> **WHAT THE TASK REQUIRES**:
Reproduce each line from the records that holds "Temperature".

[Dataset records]
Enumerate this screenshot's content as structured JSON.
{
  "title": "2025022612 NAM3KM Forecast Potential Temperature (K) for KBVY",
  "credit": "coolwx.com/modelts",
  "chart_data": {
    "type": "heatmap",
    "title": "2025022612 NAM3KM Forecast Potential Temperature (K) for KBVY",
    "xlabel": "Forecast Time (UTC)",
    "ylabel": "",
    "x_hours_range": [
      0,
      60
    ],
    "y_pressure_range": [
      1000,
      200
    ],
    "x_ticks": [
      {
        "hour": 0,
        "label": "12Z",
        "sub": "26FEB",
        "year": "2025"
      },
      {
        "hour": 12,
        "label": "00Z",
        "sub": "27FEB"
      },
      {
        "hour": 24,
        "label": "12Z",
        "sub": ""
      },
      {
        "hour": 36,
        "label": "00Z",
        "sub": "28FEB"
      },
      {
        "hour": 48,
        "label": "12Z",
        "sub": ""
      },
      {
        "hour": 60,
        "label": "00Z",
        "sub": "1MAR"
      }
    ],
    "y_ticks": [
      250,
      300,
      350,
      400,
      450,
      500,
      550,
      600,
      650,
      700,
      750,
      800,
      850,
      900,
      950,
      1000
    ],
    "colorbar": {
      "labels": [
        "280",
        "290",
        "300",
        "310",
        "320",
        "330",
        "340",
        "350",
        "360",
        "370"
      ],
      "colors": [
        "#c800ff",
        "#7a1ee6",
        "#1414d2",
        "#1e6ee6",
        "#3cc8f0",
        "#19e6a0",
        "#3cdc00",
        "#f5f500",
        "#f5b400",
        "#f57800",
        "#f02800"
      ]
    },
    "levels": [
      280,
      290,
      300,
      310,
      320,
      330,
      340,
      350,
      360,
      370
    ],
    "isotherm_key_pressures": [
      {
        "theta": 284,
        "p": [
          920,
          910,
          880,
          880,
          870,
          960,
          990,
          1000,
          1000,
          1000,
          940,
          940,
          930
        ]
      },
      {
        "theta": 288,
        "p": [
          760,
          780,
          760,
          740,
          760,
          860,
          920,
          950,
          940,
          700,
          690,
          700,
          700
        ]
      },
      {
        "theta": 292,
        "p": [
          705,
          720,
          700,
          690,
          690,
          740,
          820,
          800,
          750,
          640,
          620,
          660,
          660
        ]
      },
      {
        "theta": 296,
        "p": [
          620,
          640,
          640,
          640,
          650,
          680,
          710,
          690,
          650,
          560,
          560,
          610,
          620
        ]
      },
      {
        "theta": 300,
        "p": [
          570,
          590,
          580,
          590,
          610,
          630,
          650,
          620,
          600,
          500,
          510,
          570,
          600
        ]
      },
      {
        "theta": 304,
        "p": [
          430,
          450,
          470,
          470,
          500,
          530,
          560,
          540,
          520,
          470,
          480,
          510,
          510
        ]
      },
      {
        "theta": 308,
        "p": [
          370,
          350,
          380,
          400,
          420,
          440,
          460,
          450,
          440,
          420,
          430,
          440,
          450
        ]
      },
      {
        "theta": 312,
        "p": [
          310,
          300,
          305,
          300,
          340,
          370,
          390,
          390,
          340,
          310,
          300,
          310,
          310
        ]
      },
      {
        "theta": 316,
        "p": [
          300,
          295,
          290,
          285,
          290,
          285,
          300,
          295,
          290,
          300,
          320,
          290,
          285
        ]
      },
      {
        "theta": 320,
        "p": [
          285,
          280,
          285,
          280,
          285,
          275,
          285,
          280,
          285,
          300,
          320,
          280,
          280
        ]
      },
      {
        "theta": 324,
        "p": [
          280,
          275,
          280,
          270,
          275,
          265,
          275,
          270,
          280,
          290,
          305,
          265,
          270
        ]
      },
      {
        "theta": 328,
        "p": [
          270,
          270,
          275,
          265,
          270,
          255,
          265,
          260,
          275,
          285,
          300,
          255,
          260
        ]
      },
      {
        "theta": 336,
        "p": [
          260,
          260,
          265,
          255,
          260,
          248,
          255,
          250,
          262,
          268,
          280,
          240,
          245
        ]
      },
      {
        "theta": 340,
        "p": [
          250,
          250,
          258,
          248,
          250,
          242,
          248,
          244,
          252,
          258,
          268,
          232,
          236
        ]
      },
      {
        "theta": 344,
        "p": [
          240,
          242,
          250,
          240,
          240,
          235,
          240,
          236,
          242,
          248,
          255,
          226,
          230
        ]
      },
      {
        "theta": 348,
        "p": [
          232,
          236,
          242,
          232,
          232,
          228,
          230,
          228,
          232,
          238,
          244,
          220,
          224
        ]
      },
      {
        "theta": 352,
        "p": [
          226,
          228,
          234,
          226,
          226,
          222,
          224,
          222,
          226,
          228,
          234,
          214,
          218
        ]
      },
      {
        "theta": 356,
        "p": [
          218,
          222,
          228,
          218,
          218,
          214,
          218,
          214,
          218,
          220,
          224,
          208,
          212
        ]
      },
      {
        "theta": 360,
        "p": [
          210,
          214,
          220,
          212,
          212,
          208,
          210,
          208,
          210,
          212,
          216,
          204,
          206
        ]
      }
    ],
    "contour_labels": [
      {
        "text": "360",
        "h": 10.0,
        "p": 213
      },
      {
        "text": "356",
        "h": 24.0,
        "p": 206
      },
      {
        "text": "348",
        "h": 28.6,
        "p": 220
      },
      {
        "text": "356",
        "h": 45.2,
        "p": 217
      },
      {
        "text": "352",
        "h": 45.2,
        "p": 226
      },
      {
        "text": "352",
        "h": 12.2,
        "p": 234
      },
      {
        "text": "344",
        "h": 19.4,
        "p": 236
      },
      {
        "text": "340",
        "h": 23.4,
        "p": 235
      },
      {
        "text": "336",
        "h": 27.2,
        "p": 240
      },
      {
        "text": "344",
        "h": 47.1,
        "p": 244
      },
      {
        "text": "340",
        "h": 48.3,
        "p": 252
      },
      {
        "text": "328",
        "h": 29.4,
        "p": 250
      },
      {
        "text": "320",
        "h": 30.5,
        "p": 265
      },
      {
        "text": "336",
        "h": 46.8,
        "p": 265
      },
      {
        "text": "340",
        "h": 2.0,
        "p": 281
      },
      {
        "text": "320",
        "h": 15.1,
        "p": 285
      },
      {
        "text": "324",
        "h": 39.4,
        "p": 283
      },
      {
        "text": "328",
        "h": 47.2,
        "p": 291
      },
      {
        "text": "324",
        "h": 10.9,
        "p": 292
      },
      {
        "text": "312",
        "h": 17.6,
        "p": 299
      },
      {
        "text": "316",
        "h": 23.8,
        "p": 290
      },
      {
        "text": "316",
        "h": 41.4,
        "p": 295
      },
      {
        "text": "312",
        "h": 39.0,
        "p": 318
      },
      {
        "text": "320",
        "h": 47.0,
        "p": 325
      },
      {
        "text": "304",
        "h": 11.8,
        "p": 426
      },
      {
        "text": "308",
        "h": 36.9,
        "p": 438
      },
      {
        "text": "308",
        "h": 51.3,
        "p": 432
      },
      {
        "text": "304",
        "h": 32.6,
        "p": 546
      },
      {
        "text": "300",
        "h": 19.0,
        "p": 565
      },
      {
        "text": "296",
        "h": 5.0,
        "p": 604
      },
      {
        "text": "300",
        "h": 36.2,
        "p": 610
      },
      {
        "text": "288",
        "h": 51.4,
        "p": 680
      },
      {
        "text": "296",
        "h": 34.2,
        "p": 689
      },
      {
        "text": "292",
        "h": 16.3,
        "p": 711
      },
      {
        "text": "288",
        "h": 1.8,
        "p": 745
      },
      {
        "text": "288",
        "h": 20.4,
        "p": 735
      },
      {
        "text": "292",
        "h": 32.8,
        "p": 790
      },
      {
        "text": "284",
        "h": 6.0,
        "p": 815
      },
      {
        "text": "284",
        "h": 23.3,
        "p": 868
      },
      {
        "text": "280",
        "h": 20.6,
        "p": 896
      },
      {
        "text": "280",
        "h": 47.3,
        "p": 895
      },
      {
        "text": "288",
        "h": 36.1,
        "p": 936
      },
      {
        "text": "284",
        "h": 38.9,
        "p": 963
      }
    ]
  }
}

> **ANSWER TO THIS TASK**:
  "title": "2025022612 NAM3KM Forecast Potential Temperature (K) for KBVY",
    "title": "2025022612 NAM3KM Forecast Potential Temperature (K) for KBVY",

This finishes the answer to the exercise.